Records from a dataset:
---+---

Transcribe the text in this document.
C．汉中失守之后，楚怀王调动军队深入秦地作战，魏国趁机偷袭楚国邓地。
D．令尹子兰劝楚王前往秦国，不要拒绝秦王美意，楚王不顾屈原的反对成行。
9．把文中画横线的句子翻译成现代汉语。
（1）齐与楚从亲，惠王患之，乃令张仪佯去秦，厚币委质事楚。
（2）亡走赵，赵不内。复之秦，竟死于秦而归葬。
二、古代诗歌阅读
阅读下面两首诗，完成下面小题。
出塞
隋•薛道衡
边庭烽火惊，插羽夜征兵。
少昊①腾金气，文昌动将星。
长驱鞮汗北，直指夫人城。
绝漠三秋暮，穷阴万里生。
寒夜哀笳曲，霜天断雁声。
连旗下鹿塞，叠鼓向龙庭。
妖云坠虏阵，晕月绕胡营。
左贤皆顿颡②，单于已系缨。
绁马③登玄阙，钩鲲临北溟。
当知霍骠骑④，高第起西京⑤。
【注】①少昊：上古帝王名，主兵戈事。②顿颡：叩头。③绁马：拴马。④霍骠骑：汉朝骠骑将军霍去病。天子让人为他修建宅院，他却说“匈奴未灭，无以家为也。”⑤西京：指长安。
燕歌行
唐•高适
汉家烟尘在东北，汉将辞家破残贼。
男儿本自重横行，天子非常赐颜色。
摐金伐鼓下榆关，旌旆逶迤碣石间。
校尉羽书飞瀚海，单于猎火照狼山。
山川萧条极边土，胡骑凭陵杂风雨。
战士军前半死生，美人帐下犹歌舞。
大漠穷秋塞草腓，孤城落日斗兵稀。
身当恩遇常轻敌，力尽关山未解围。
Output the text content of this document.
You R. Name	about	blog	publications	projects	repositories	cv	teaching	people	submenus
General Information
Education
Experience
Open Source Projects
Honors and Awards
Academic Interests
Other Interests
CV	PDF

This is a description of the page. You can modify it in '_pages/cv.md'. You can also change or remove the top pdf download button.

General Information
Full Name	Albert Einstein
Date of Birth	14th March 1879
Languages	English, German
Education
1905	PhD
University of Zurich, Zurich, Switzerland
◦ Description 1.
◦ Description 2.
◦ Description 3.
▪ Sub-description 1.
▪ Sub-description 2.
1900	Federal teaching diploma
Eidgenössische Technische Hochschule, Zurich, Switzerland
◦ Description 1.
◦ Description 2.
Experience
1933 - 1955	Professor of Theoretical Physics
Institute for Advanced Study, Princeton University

---+---

Requirement →
Your task is to print all of the records exactly.

Finished task →
Transcribe the text in this document.
C．汉中失守之后，楚怀王调动军队深入秦地作战，魏国趁机偷袭楚国邓地。
D．令尹子兰劝楚王前往秦国，不要拒绝秦王美意，楚王不顾屈原的反对成行。
9．把文中画横线的句子翻译成现代汉语。
（1）齐与楚从亲，惠王患之，乃令张仪佯去秦，厚币委质事楚。
（2）亡走赵，赵不内。复之秦，竟死于秦而归葬。
二、古代诗歌阅读
阅读下面两首诗，完成下面小题。
出塞
隋•薛道衡
边庭烽火惊，插羽夜征兵。
少昊①腾金气，文昌动将星。
长驱鞮汗北，直指夫人城。
绝漠三秋暮，穷阴万里生。
寒夜哀笳曲，霜天断雁声。
连旗下鹿塞，叠鼓向龙庭。
妖云坠虏阵，晕月绕胡营。
左贤皆顿颡②，单于已系缨。
绁马③登玄阙，钩鲲临北溟。
当知霍骠骑④，高第起西京⑤。
【注】①少昊：上古帝王名，主兵戈事。②顿颡：叩头。③绁马：拴马。④霍骠骑：汉朝骠骑将军霍去病。天子让人为他修建宅院，他却说“匈奴未灭，无以家为也。”⑤西京：指长安。
燕歌行
唐•高适
汉家烟尘在东北，汉将辞家破残贼。
男儿本自重横行，天子非常赐颜色。
摐金伐鼓下榆关，旌旆逶迤碣石间。
校尉羽书飞瀚海，单于猎火照狼山。
山川萧条极边土，胡骑凭陵杂风雨。
战士军前半死生，美人帐下犹歌舞。
大漠穷秋塞草腓，孤城落日斗兵稀。
身当恩遇常轻敌，力尽关山未解围。
Output the text content of this document.
You R. Name	about	blog	publications	projects	repositories	cv	teaching	people	submenus
General Information
Education
Experience
Open Source Projects
Honors and Awards
Academic Interests
Other Interests
CV	PDF

This is a description of the page. You can modify it in '_pages/cv.md'. You can also change or remove the top pdf download button.

General Information
Full Name	Albert Einstein
Date of Birth	14th March 1879
Languages	English, German
Education
1905	PhD
University of Zurich, Zurich, Switzerland
◦ Description 1.
◦ Description 2.
◦ Description 3.
▪ Sub-description 1.
▪ Sub-description 2.
1900	Federal teaching diploma
Eidgenössische Technische Hochschule, Zurich, Switzerland
◦ Description 1.
◦ Description 2.
Experience
1933 - 1955	Professor of Theoretical Physics
Institute for Advanced Study, Princeton University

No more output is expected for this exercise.